> **TASK GOAL**:
Reproduce every line of the listing as written, apart from the pictures.

[Records that describe figures]
* * * *

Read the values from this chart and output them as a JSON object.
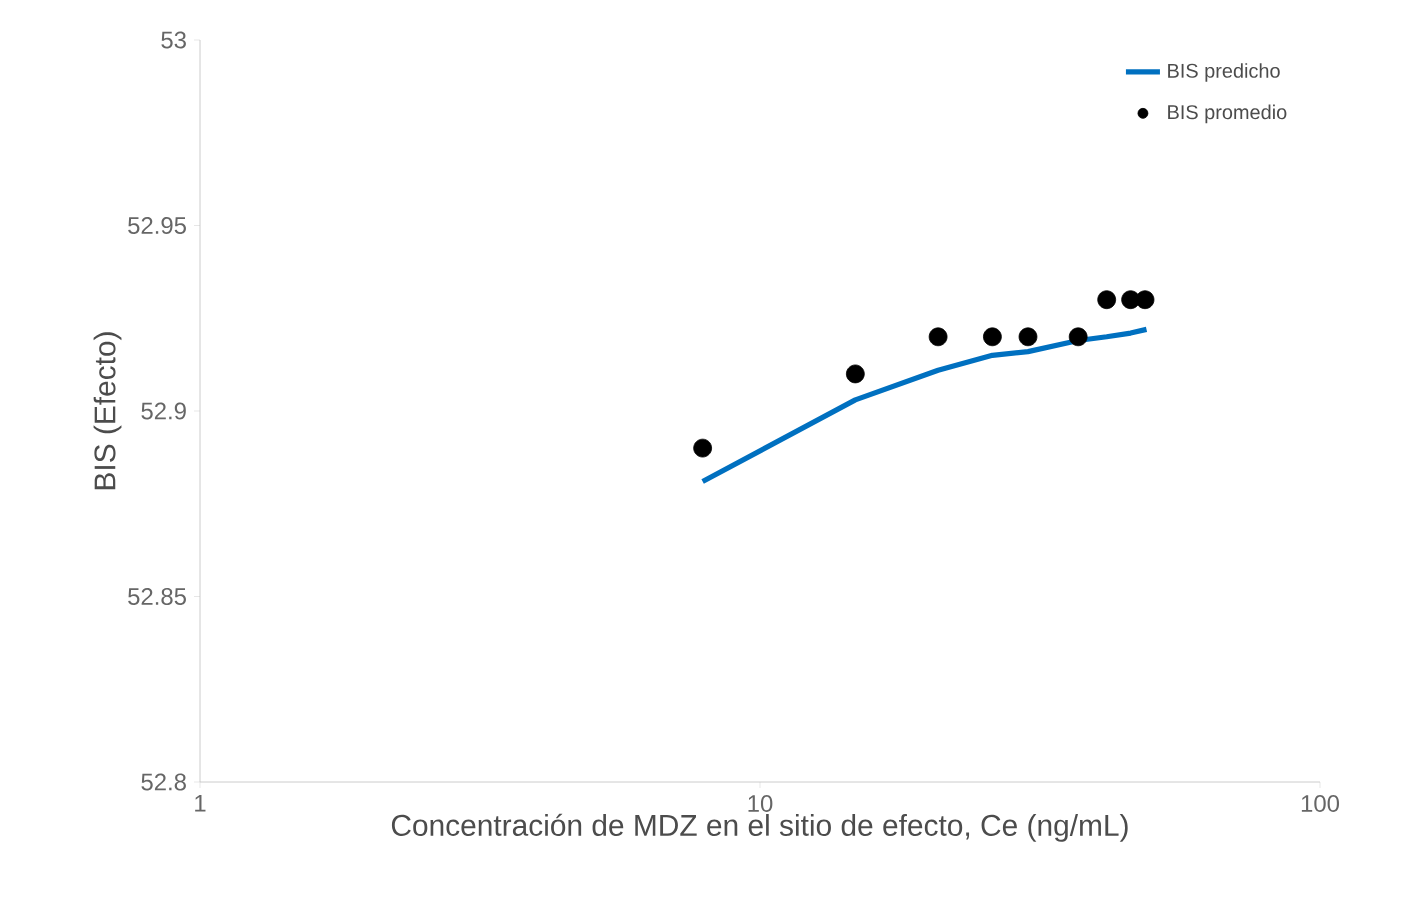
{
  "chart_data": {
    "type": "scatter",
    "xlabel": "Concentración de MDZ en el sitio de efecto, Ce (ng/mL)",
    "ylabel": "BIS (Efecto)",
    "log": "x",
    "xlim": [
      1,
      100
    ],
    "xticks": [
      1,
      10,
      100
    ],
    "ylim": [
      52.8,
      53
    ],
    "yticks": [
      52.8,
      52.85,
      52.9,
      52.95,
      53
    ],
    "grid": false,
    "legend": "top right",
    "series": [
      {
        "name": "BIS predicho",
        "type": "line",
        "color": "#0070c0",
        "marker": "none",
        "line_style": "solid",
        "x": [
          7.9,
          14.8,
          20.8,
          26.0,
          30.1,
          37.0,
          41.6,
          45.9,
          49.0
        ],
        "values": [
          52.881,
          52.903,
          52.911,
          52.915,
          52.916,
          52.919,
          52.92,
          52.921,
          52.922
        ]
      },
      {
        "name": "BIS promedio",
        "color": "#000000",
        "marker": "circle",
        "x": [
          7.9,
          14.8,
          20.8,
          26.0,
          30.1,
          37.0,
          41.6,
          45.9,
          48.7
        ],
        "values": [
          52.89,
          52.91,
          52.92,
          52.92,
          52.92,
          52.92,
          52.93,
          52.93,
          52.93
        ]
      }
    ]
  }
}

* * * *

> **RESULT BELOW**:
Read the values from this chart and output them as a JSON object.
{
  "chart_data": {
    "type": "scatter",
    "xlabel": "Concentración de MDZ en el sitio de efecto, Ce (ng/mL)",
    "ylabel": "BIS (Efecto)",
    "log": "x",
    "xlim": [
      1,
      100
    ],
    "xticks": [
      1,
      10,
      100
    ],
    "ylim": [
      52.8,
      53
    ],
    "yticks": [
      52.8,
      52.85,
      52.9,
      52.95,
      53
    ],
    "grid": false,
    "legend": "top right",
    "series": [
      {
        "name": "BIS predicho",
        "type": "line",
        "color": "#0070c0",
        "marker": "none",
        "line_style": "solid",
        "x": [
          7.9,
          14.8,
          20.8,
          26.0,
          30.1,
          37.0,
          41.6,
          45.9,
          49.0
        ],
        "values": [
          52.881,
          52.903,
          52.911,
          52.915,
          52.916,
          52.919,
          52.92,
          52.921,
          52.922
        ]
      },
      {
        "name": "BIS promedio",
        "color": "#000000",
        "marker": "circle",
        "x": [
          7.9,
          14.8,
          20.8,
          26.0,
          30.1,
          37.0,
          41.6,
          45.9,
          48.7
        ],
        "values": [
          52.89,
          52.91,
          52.92,
          52.92,
          52.92,
          52.92,
          52.93,
          52.93,
          52.93
        ]
      }
    ]
  }
}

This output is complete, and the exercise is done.